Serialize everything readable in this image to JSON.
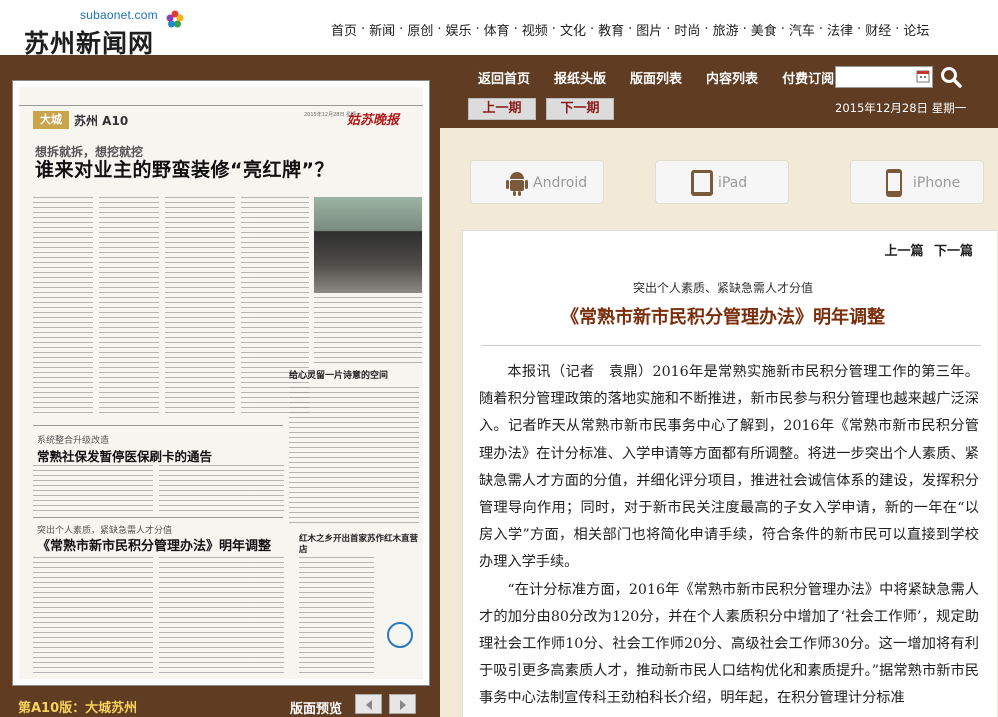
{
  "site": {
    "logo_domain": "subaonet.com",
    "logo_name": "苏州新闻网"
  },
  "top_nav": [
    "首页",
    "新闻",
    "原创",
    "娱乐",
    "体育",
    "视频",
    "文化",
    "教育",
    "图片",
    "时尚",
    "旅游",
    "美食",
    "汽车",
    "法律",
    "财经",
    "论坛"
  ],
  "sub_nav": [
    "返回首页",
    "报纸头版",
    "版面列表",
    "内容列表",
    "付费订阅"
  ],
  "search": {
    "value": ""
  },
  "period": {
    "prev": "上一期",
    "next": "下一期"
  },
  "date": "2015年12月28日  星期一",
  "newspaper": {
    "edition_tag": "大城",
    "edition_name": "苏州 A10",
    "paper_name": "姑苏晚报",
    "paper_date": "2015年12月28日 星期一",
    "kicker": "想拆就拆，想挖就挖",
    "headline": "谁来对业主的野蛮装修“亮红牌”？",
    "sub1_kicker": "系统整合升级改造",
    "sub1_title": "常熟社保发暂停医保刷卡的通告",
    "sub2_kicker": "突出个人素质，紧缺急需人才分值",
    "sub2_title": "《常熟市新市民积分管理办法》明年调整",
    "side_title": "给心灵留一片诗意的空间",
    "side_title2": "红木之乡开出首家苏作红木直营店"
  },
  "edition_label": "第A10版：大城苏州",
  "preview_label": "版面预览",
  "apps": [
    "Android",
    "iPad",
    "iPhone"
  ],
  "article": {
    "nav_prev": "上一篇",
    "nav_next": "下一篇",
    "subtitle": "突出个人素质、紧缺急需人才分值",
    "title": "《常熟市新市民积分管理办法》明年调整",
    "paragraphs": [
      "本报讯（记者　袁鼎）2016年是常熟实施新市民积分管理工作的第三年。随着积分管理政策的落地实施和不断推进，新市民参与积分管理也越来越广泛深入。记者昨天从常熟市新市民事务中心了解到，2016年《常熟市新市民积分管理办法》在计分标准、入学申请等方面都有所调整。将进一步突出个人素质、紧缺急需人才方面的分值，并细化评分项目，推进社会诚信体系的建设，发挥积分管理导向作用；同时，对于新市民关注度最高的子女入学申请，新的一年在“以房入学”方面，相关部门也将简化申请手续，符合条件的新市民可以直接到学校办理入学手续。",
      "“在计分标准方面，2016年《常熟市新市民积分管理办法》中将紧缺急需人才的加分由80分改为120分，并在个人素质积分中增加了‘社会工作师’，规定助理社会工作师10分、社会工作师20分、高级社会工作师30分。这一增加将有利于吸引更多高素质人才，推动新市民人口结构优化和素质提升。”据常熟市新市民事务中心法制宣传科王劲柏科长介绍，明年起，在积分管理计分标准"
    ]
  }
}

Directions for this task.
Above are records to transcribe exactly; leave their pictures out.

Solution to the problem.
Serialize everything readable in this image to JSON.
{
  "site": {
    "logo_domain": "subaonet.com",
    "logo_name": "苏州新闻网"
  },
  "top_nav": [
    "首页",
    "新闻",
    "原创",
    "娱乐",
    "体育",
    "视频",
    "文化",
    "教育",
    "图片",
    "时尚",
    "旅游",
    "美食",
    "汽车",
    "法律",
    "财经",
    "论坛"
  ],
  "sub_nav": [
    "返回首页",
    "报纸头版",
    "版面列表",
    "内容列表",
    "付费订阅"
  ],
  "search": {
    "value": ""
  },
  "period": {
    "prev": "上一期",
    "next": "下一期"
  },
  "date": "2015年12月28日  星期一",
  "newspaper": {
    "edition_tag": "大城",
    "edition_name": "苏州 A10",
    "paper_name": "姑苏晚报",
    "paper_date": "2015年12月28日 星期一",
    "kicker": "想拆就拆，想挖就挖",
    "headline": "谁来对业主的野蛮装修“亮红牌”？",
    "sub1_kicker": "系统整合升级改造",
    "sub1_title": "常熟社保发暂停医保刷卡的通告",
    "sub2_kicker": "突出个人素质，紧缺急需人才分值",
    "sub2_title": "《常熟市新市民积分管理办法》明年调整",
    "side_title": "给心灵留一片诗意的空间",
    "side_title2": "红木之乡开出首家苏作红木直营店"
  },
  "edition_label": "第A10版：大城苏州",
  "preview_label": "版面预览",
  "apps": [
    "Android",
    "iPad",
    "iPhone"
  ],
  "article": {
    "nav_prev": "上一篇",
    "nav_next": "下一篇",
    "subtitle": "突出个人素质、紧缺急需人才分值",
    "title": "《常熟市新市民积分管理办法》明年调整",
    "paragraphs": [
      "本报讯（记者　袁鼎）2016年是常熟实施新市民积分管理工作的第三年。随着积分管理政策的落地实施和不断推进，新市民参与积分管理也越来越广泛深入。记者昨天从常熟市新市民事务中心了解到，2016年《常熟市新市民积分管理办法》在计分标准、入学申请等方面都有所调整。将进一步突出个人素质、紧缺急需人才方面的分值，并细化评分项目，推进社会诚信体系的建设，发挥积分管理导向作用；同时，对于新市民关注度最高的子女入学申请，新的一年在“以房入学”方面，相关部门也将简化申请手续，符合条件的新市民可以直接到学校办理入学手续。",
      "“在计分标准方面，2016年《常熟市新市民积分管理办法》中将紧缺急需人才的加分由80分改为120分，并在个人素质积分中增加了‘社会工作师’，规定助理社会工作师10分、社会工作师20分、高级社会工作师30分。这一增加将有利于吸引更多高素质人才，推动新市民人口结构优化和素质提升。”据常熟市新市民事务中心法制宣传科王劲柏科长介绍，明年起，在积分管理计分标准"
    ]
  }
}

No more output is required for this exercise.